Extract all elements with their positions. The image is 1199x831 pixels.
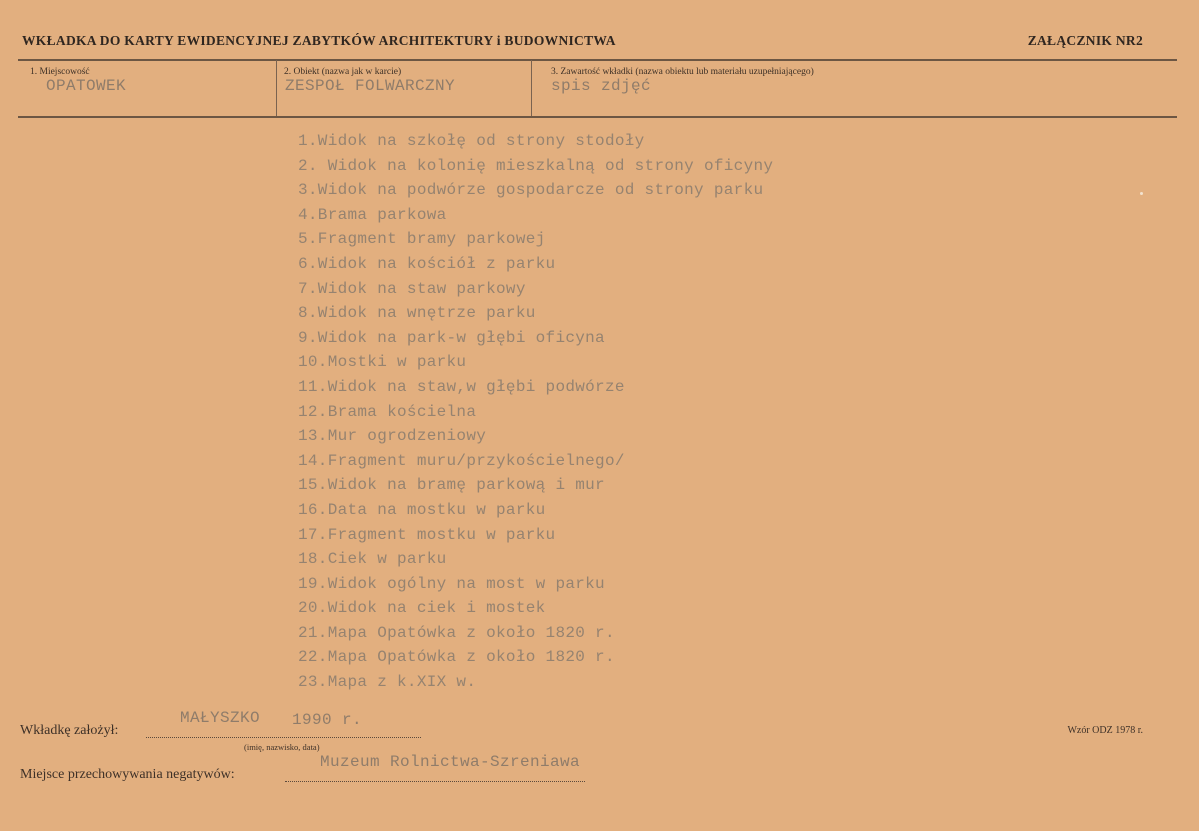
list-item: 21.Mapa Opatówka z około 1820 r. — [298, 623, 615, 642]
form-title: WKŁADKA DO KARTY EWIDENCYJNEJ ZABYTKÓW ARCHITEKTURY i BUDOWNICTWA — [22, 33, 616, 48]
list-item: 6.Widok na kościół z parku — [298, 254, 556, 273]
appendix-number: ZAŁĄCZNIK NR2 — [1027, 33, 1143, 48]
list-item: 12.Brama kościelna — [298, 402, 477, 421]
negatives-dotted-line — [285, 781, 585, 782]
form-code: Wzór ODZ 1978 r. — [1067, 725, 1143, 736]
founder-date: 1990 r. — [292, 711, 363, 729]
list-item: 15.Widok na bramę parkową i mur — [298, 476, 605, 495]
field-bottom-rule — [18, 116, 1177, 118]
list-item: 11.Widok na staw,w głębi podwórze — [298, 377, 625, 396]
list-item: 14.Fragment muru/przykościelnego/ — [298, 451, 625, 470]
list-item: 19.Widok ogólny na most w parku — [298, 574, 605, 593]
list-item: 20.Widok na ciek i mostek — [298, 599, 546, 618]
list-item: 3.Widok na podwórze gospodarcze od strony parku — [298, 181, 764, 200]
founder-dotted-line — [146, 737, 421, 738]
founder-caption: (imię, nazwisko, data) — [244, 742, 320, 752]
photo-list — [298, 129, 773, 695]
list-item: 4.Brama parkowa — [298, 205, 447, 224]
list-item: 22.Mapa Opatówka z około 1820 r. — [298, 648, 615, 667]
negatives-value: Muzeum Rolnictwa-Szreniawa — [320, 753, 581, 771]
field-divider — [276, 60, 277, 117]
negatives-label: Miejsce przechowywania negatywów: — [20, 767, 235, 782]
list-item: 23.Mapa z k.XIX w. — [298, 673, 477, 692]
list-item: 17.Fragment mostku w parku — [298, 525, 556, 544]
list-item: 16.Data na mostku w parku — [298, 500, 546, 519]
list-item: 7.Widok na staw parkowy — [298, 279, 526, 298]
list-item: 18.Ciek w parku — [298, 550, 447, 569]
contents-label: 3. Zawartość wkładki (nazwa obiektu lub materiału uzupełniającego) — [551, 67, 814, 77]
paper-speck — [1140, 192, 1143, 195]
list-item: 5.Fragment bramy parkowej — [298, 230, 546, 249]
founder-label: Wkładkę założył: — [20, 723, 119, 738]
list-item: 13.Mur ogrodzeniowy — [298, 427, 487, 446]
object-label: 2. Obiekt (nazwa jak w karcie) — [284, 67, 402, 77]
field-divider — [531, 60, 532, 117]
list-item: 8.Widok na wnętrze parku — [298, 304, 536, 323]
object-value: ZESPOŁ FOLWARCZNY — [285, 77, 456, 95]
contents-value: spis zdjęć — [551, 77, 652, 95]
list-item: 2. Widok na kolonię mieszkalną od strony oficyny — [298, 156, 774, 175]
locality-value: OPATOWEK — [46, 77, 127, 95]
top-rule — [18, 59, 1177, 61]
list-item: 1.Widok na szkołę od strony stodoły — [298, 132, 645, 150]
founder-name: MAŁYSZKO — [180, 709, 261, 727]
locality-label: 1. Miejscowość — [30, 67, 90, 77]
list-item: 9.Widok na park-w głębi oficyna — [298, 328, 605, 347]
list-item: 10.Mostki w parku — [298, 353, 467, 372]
============
• _REQUIREMENT_
Copy the material word for word, starting at the line that contains "list-item: 21.Mapa Opatówka" and ending at the line that contains "list-item: 17.Fragment mostku", with both of those lines included.

• _RESPONSE TO THE TASK_
list-item: 21.Mapa Opatówka z około 1820 r. — [298, 623, 615, 642]
form-title: WKŁADKA DO KARTY EWIDENCYJNEJ ZABYTKÓW ARCHITEKTURY i BUDOWNICTWA — [22, 33, 616, 48]
list-item: 6.Widok na kościół z parku — [298, 254, 556, 273]
appendix-number: ZAŁĄCZNIK NR2 — [1027, 33, 1143, 48]
list-item: 12.Brama kościelna — [298, 402, 477, 421]
negatives-dotted-line — [285, 781, 585, 782]
form-code: Wzór ODZ 1978 r. — [1067, 725, 1143, 736]
founder-date: 1990 r. — [292, 711, 363, 729]
list-item: 15.Widok na bramę parkową i mur — [298, 476, 605, 495]
field-bottom-rule — [18, 116, 1177, 118]
list-item: 11.Widok na staw,w głębi podwórze — [298, 377, 625, 396]
list-item: 14.Fragment muru/przykościelnego/ — [298, 451, 625, 470]
list-item: 19.Widok ogólny na most w parku — [298, 574, 605, 593]
list-item: 20.Widok na ciek i mostek — [298, 599, 546, 618]
list-item: 3.Widok na podwórze gospodarcze od strony parku — [298, 181, 764, 200]
founder-dotted-line — [146, 737, 421, 738]
founder-caption: (imię, nazwisko, data) — [244, 742, 320, 752]
photo-list — [298, 129, 773, 695]
list-item: 4.Brama parkowa — [298, 205, 447, 224]
list-item: 22.Mapa Opatówka z około 1820 r. — [298, 648, 615, 667]
negatives-value: Muzeum Rolnictwa-Szreniawa — [320, 753, 581, 771]
field-divider — [276, 60, 277, 117]
negatives-label: Miejsce przechowywania negatywów: — [20, 767, 235, 782]
list-item: 23.Mapa z k.XIX w. — [298, 673, 477, 692]
list-item: 17.Fragment mostku w parku — [298, 525, 556, 544]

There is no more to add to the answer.